──────── Data for processing

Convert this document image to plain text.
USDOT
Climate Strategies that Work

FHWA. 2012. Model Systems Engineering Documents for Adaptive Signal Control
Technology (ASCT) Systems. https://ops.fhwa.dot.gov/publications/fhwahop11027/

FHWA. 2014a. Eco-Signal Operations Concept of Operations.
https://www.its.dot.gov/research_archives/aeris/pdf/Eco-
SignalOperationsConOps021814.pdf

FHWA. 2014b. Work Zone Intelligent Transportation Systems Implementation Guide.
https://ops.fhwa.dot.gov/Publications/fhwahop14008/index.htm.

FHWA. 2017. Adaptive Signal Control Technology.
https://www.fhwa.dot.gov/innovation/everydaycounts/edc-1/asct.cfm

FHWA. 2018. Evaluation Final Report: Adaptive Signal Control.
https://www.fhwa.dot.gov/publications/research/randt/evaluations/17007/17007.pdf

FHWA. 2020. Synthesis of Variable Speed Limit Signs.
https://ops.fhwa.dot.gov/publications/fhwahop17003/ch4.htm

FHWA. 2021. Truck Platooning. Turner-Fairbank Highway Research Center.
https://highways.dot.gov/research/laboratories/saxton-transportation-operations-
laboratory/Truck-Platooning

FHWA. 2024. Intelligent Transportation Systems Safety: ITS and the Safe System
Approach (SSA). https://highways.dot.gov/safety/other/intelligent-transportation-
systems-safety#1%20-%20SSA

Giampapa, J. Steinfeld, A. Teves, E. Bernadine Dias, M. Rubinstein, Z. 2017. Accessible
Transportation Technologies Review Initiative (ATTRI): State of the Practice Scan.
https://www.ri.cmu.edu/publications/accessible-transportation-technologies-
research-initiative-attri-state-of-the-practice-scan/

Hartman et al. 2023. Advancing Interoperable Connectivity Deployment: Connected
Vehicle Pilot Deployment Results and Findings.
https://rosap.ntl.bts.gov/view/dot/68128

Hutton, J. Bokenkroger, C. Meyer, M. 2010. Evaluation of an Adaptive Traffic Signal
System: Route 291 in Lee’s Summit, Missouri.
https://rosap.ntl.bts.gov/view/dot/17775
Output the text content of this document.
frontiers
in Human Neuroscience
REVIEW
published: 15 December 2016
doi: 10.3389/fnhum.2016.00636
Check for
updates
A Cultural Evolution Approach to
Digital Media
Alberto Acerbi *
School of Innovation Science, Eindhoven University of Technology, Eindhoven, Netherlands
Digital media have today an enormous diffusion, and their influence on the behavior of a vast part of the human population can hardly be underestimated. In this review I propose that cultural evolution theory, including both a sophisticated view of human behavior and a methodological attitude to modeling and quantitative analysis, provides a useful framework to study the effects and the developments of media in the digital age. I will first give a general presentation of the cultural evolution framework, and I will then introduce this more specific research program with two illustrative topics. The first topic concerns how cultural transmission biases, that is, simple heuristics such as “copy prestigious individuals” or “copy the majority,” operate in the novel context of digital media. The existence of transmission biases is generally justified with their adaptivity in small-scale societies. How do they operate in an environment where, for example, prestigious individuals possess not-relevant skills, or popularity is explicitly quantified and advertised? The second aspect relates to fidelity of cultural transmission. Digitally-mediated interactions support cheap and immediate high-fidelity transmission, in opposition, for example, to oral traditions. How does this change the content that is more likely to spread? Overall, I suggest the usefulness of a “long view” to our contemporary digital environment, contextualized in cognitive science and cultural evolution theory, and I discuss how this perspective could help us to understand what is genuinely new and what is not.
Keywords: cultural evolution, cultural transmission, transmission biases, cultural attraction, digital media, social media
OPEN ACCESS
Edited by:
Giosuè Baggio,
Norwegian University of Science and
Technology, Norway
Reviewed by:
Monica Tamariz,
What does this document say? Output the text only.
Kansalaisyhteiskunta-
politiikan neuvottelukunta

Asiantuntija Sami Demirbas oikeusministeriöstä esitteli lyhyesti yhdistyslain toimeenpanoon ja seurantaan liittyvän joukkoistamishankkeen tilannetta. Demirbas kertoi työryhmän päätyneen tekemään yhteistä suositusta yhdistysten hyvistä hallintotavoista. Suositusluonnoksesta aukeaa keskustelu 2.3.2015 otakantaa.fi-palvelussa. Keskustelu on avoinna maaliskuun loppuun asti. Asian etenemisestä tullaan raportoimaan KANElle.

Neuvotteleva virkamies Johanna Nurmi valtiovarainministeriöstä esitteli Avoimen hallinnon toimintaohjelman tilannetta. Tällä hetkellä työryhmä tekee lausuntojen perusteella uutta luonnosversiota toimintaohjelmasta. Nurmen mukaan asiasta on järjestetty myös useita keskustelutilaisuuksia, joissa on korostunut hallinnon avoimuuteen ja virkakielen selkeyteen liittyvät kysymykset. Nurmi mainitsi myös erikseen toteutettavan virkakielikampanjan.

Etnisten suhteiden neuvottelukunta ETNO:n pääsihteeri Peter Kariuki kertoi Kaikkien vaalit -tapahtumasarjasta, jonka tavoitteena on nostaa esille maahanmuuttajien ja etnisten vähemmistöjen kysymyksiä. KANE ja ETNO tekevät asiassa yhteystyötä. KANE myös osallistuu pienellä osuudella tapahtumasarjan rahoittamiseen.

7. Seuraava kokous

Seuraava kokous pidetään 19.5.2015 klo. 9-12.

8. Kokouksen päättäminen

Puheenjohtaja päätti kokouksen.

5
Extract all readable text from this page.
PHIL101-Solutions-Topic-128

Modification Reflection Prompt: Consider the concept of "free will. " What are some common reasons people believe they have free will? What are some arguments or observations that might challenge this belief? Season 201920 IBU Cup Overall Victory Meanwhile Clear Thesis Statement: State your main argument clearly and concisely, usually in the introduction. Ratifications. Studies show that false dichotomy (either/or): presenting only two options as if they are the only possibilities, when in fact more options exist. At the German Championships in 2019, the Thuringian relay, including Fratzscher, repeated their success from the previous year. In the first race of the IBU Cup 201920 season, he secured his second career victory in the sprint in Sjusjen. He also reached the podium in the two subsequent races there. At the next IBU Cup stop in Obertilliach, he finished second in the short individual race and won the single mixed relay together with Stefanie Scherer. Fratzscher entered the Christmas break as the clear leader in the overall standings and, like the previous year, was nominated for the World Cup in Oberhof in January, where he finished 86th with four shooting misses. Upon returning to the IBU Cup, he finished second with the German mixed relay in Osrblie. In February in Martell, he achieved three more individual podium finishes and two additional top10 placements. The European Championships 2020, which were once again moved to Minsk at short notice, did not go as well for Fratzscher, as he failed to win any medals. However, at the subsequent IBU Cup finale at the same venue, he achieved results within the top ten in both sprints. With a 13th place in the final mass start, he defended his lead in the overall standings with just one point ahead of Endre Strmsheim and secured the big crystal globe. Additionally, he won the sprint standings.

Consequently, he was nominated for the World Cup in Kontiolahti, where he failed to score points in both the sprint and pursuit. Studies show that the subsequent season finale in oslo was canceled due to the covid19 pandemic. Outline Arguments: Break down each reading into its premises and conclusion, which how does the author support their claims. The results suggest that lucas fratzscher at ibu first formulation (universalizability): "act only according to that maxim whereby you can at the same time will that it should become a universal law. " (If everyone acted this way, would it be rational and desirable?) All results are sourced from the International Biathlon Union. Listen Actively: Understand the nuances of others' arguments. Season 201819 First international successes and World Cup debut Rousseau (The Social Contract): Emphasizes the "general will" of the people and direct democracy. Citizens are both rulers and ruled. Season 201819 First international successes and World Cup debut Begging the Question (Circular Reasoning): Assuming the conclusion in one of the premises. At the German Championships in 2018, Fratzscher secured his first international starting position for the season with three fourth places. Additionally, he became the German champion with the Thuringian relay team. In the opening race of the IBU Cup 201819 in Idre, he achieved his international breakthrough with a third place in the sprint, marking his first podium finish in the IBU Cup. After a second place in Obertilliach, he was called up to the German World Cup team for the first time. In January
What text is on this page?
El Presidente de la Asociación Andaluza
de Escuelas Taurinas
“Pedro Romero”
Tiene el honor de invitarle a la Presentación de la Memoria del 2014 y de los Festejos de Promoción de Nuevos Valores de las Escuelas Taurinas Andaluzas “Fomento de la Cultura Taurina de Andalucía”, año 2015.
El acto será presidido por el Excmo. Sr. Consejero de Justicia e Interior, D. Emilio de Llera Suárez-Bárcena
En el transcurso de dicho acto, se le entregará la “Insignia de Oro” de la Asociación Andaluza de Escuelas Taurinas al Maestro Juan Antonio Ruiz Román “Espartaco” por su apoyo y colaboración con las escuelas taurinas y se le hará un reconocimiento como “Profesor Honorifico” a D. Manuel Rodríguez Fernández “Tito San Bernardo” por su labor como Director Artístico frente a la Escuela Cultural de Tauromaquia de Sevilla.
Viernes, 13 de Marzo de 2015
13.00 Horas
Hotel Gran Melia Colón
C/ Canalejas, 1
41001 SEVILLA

────────────────

> **Set task**: Look through the records and gather each line with the word "highways".

> **Answer to the problem**:
https://highways.dot.gov/research/laboratories/saxton-transportation-operations-
Approach (SSA). https://highways.dot.gov/safety/other/intelligent-transportation-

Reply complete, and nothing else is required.